TASK INSTRUCTIONS — Copy out all lines with the word "JSON" in them.

RECORDS PROVIDED —
┌────────
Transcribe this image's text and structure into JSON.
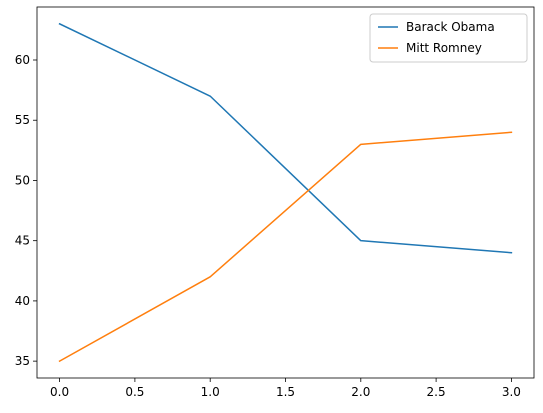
{
  "chart_data": {
    "type": "line",
    "title": "",
    "xlabel": "",
    "ylabel": "",
    "x": [
      0,
      1,
      2,
      3
    ],
    "series": [
      {
        "name": "Barack Obama",
        "values": [
          63,
          57,
          45,
          44
        ],
        "color": "#1f77b4"
      },
      {
        "name": "Mitt Romney",
        "values": [
          35,
          42,
          53,
          54
        ],
        "color": "#ff7f0e"
      }
    ],
    "xlim": [
      -0.15,
      3.15
    ],
    "ylim": [
      33.6,
      64.4
    ],
    "xticks": [
      0.0,
      0.5,
      1.0,
      1.5,
      2.0,
      2.5,
      3.0
    ],
    "xtick_labels": [
      "0.0",
      "0.5",
      "1.0",
      "1.5",
      "2.0",
      "2.5",
      "3.0"
    ],
    "yticks": [
      35,
      40,
      45,
      50,
      55,
      60
    ],
    "ytick_labels": [
      "35",
      "40",
      "45",
      "50",
      "55",
      "60"
    ],
    "grid": false,
    "legend_position": "top-right"
  }
}
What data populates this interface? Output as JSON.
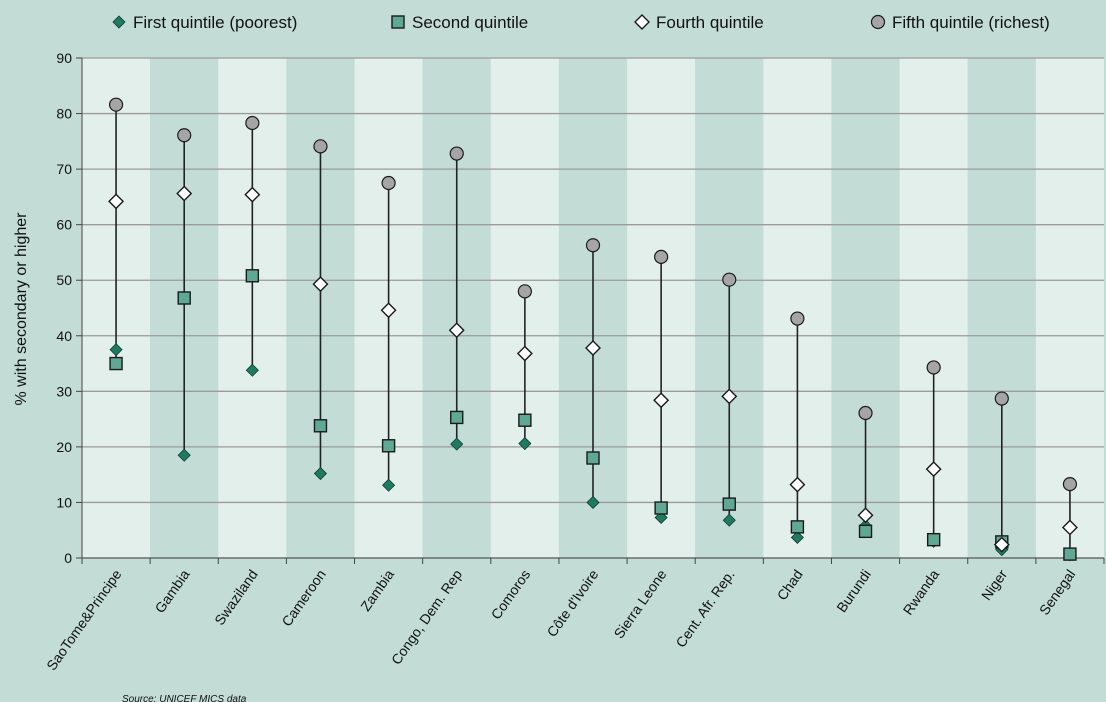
{
  "colors": {
    "page_bg": "#c3ddd6",
    "band_light": "#e3efeb",
    "band_dark": "#c3ddd6",
    "gridline": "#9a9a9a",
    "range_line": "#222222",
    "first_fill": "#1f7a5f",
    "second_fill": "#5fa994",
    "fourth_fill": "#ffffff",
    "fifth_fill": "#a5a5a5"
  },
  "chart_data": {
    "type": "scatter",
    "title": "",
    "xlabel": "",
    "ylabel": "% with secondary or higher",
    "ylim": [
      0,
      90
    ],
    "yticks": [
      "0",
      "10",
      "20",
      "30",
      "40",
      "50",
      "60",
      "70",
      "80",
      "90"
    ],
    "grid": true,
    "legend_position": "top",
    "categories": [
      "SaoTome&Principe",
      "Gambia",
      "Swaziland",
      "Cameroon",
      "Zambia",
      "Congo, Dem. Rep",
      "Comoros",
      "Côte d'Ivoire",
      "Sierra Leone",
      "Cent. Afr. Rep.",
      "Chad",
      "Burundi",
      "Rwanda",
      "Niger",
      "Senegal"
    ],
    "series": [
      {
        "name": "First quintile (poorest)",
        "marker": "diamond-filled",
        "values": [
          37.5,
          18.5,
          33.8,
          15.2,
          13.1,
          20.5,
          20.6,
          10.0,
          7.3,
          6.8,
          3.7,
          5.8,
          3.0,
          1.5,
          0.6
        ]
      },
      {
        "name": "Second quintile",
        "marker": "square",
        "values": [
          35.0,
          46.8,
          50.8,
          23.8,
          20.2,
          25.3,
          24.8,
          18.0,
          9.0,
          9.7,
          5.6,
          4.8,
          3.3,
          2.9,
          0.7
        ]
      },
      {
        "name": "Fourth quintile",
        "marker": "diamond-open",
        "values": [
          64.2,
          65.6,
          65.4,
          49.3,
          44.6,
          41.0,
          36.8,
          37.8,
          28.4,
          29.1,
          13.2,
          7.7,
          16.0,
          2.4,
          5.5
        ]
      },
      {
        "name": "Fifth quintile (richest)",
        "marker": "circle",
        "values": [
          81.6,
          76.1,
          78.3,
          74.1,
          67.5,
          72.8,
          48.0,
          56.3,
          54.2,
          50.1,
          43.1,
          26.1,
          34.3,
          28.7,
          13.3
        ]
      }
    ],
    "source_note": "Source: UNICEF MICS data"
  }
}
└────────
TASK OUTPUT —
Transcribe this image's text and structure into JSON.
What data populates this interface? Output as JSON.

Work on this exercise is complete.